**REQUIRED WORK:** List each line of the data that holds the word "type".

**RECORDS FOR PROCESSING:**
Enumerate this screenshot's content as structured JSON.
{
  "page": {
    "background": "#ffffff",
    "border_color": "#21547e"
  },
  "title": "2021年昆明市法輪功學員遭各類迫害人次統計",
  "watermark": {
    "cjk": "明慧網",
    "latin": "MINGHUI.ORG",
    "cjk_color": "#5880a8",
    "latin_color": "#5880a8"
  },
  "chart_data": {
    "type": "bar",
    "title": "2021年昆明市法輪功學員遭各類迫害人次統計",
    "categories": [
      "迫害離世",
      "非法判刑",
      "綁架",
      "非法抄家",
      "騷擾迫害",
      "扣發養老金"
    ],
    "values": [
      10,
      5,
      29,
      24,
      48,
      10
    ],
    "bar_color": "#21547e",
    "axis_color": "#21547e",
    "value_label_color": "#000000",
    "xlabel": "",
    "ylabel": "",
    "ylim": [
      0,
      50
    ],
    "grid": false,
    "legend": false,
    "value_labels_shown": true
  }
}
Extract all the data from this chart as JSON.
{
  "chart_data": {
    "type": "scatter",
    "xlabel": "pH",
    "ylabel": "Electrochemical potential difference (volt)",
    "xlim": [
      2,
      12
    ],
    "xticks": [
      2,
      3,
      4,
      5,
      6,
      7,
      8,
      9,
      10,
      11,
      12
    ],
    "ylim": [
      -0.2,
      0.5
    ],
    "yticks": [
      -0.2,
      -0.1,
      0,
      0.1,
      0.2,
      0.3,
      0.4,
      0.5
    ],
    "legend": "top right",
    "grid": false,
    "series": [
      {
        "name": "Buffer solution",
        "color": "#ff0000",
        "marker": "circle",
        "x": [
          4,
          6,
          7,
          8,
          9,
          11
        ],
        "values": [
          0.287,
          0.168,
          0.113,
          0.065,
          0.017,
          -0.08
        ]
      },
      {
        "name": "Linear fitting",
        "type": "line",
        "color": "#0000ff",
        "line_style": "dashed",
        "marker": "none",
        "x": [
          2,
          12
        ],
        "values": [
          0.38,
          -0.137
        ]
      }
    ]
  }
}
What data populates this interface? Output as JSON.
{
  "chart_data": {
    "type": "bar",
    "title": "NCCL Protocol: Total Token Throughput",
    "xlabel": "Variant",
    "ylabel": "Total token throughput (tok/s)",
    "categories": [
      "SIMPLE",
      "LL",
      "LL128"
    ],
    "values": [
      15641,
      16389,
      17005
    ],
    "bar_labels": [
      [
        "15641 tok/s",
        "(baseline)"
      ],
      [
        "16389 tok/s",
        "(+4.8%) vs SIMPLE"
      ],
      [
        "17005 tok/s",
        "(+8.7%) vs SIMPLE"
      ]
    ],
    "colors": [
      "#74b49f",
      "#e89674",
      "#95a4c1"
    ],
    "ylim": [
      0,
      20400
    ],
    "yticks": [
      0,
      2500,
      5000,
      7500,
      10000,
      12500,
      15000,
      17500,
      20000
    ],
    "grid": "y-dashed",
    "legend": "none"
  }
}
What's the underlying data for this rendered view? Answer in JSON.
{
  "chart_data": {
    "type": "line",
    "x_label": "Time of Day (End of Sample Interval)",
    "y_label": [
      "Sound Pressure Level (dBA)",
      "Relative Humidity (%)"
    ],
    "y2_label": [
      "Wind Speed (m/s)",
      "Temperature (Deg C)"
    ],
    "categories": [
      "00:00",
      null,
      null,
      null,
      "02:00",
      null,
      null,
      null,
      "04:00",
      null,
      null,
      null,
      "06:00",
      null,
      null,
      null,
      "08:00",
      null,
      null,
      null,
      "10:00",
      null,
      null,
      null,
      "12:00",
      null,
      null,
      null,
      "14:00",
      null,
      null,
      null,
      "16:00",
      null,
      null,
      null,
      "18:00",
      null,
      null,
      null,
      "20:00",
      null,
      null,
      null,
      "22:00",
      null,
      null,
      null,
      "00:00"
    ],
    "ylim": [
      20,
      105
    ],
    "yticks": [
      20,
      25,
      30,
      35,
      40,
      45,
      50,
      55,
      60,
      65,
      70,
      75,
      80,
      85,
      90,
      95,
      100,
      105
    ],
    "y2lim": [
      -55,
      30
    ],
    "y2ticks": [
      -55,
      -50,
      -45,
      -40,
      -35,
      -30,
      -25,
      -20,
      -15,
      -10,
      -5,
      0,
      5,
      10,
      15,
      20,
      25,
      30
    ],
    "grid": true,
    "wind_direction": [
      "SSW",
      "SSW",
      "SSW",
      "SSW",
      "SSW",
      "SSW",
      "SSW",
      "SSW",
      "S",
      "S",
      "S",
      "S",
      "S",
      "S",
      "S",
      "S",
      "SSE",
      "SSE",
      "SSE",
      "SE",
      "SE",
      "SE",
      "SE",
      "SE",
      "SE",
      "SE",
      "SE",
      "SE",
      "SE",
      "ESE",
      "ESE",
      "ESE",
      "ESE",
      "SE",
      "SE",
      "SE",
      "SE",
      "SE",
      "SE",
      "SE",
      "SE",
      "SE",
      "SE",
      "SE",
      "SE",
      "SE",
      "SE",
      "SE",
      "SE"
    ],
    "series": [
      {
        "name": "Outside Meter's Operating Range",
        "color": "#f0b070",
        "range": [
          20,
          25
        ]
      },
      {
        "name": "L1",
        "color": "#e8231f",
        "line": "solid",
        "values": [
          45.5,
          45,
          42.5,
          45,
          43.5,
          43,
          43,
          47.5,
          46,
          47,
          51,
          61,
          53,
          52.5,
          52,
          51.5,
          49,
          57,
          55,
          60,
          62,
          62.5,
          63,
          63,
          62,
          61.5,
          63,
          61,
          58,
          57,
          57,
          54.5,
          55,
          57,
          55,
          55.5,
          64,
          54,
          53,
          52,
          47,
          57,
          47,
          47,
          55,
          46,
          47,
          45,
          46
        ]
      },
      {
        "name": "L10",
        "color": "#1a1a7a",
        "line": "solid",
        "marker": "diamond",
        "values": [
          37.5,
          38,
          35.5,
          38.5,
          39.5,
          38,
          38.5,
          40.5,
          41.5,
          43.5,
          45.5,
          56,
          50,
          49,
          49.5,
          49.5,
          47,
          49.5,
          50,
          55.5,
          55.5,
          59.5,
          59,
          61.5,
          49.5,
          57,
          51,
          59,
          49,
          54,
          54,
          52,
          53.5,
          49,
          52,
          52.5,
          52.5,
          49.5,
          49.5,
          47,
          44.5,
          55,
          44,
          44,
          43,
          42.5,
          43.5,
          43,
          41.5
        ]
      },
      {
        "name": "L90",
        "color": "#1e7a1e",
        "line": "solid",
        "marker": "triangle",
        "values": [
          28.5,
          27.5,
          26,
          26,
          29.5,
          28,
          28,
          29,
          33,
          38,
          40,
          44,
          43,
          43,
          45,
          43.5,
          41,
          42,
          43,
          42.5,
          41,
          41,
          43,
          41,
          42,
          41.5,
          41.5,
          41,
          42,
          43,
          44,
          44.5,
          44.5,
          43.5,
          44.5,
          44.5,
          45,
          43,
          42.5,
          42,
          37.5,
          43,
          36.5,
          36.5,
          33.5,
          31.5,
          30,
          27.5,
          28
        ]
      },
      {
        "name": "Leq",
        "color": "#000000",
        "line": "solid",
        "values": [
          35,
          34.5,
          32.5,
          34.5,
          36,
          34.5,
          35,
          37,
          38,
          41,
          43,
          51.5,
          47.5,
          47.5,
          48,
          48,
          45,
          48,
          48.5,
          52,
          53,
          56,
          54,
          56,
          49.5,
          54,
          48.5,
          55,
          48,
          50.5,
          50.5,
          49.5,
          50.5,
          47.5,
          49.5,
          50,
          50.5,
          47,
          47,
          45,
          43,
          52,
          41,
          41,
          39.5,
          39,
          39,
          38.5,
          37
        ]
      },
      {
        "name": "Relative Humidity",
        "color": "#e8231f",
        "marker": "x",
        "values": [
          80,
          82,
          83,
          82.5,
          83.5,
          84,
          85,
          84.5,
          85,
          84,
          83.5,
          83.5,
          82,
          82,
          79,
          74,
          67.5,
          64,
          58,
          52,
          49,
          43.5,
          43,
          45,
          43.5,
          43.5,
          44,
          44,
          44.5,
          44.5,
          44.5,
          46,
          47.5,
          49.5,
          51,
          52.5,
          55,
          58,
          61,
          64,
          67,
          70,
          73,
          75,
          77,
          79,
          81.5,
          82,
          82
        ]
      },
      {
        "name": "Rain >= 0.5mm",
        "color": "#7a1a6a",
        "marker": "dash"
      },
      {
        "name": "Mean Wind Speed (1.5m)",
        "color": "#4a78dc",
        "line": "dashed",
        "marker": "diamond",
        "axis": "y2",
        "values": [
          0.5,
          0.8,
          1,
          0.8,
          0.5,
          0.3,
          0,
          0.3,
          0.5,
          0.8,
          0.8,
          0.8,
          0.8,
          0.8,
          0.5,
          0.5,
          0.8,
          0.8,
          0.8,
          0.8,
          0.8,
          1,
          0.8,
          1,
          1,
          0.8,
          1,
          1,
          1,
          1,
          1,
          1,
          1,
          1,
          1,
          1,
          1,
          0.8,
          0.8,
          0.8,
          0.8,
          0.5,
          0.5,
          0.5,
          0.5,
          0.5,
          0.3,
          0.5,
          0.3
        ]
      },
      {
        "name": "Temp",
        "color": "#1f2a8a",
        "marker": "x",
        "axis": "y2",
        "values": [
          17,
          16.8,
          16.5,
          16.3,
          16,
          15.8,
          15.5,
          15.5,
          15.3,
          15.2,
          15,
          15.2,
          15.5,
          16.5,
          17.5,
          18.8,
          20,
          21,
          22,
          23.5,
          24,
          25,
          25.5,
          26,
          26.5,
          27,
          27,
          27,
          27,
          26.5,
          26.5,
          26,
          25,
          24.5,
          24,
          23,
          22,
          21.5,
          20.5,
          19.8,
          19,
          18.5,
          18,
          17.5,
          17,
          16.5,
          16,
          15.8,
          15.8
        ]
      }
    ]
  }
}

**TASK OUTPUT:**
    "type": "bar",
    "type": "scatter",
        "type": "line",
    "type": "bar",
    "type": "line",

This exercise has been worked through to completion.